[Supplied records]:
+-------+

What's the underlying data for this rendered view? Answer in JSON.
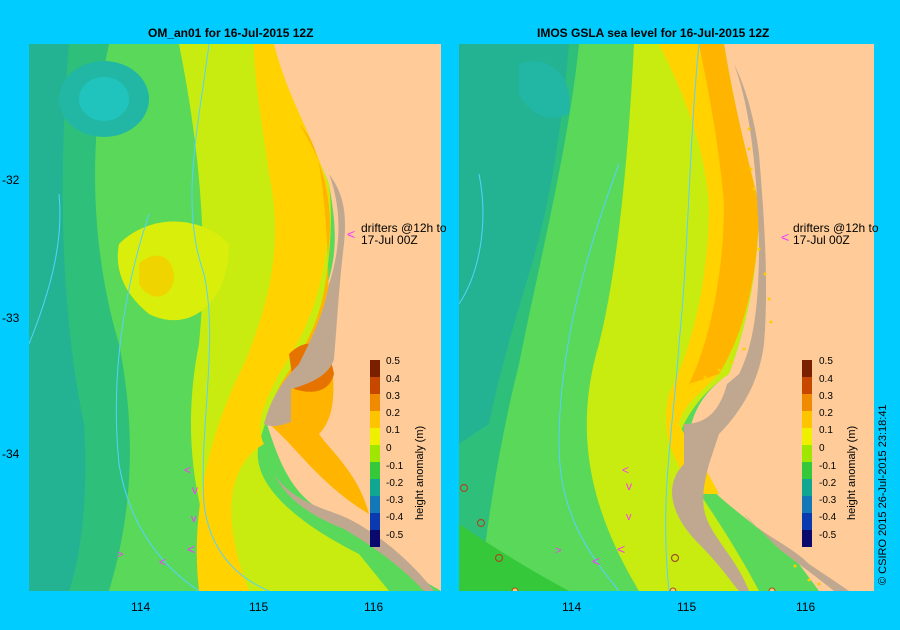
{
  "panels": [
    {
      "title": "OM_an01  for 16-Jul-2015 12Z",
      "drifter_note_line1": "drifters @12h to",
      "drifter_note_line2": "17-Jul 00Z"
    },
    {
      "title": "IMOS GSLA sea level  for 16-Jul-2015 12Z",
      "drifter_note_line1": "drifters @12h to",
      "drifter_note_line2": "17-Jul 00Z"
    }
  ],
  "latitude_labels": [
    "-32",
    "-33",
    "-34"
  ],
  "longitude_labels": [
    "114",
    "115",
    "116"
  ],
  "colorbar": {
    "title": "height anomaly (m)",
    "ticks": [
      "0.5",
      "0.4",
      "0.3",
      "0.2",
      "0.1",
      "0",
      "-0.1",
      "-0.2",
      "-0.3",
      "-0.4",
      "-0.5"
    ],
    "colors": [
      "#7a1f00",
      "#c64800",
      "#f08a00",
      "#ffc400",
      "#eef000",
      "#9fe600",
      "#36c83b",
      "#11a68f",
      "#1378b8",
      "#0a3ab0",
      "#0a0a6e"
    ]
  },
  "credit": "© CSIRO 2015    26-Jul-2015 23:18:41",
  "colors": {
    "background": "#00ccff",
    "land": "#ffcc99",
    "shelf": "#c0a890",
    "drifter": "#ff33ff"
  }
}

+-------+

[What is expected]:
Transcribe all of the entries word for word, but skip any pictures they contain.

[Answer for this exercise]:
What's the underlying data for this rendered view? Answer in JSON.
{
  "panels": [
    {
      "title": "OM_an01  for 16-Jul-2015 12Z",
      "drifter_note_line1": "drifters @12h to",
      "drifter_note_line2": "17-Jul 00Z"
    },
    {
      "title": "IMOS GSLA sea level  for 16-Jul-2015 12Z",
      "drifter_note_line1": "drifters @12h to",
      "drifter_note_line2": "17-Jul 00Z"
    }
  ],
  "latitude_labels": [
    "-32",
    "-33",
    "-34"
  ],
  "longitude_labels": [
    "114",
    "115",
    "116"
  ],
  "colorbar": {
    "title": "height anomaly (m)",
    "ticks": [
      "0.5",
      "0.4",
      "0.3",
      "0.2",
      "0.1",
      "0",
      "-0.1",
      "-0.2",
      "-0.3",
      "-0.4",
      "-0.5"
    ],
    "colors": [
      "#7a1f00",
      "#c64800",
      "#f08a00",
      "#ffc400",
      "#eef000",
      "#9fe600",
      "#36c83b",
      "#11a68f",
      "#1378b8",
      "#0a3ab0",
      "#0a0a6e"
    ]
  },
  "credit": "© CSIRO 2015    26-Jul-2015 23:18:41",
  "colors": {
    "background": "#00ccff",
    "land": "#ffcc99",
    "shelf": "#c0a890",
    "drifter": "#ff33ff"
  }
}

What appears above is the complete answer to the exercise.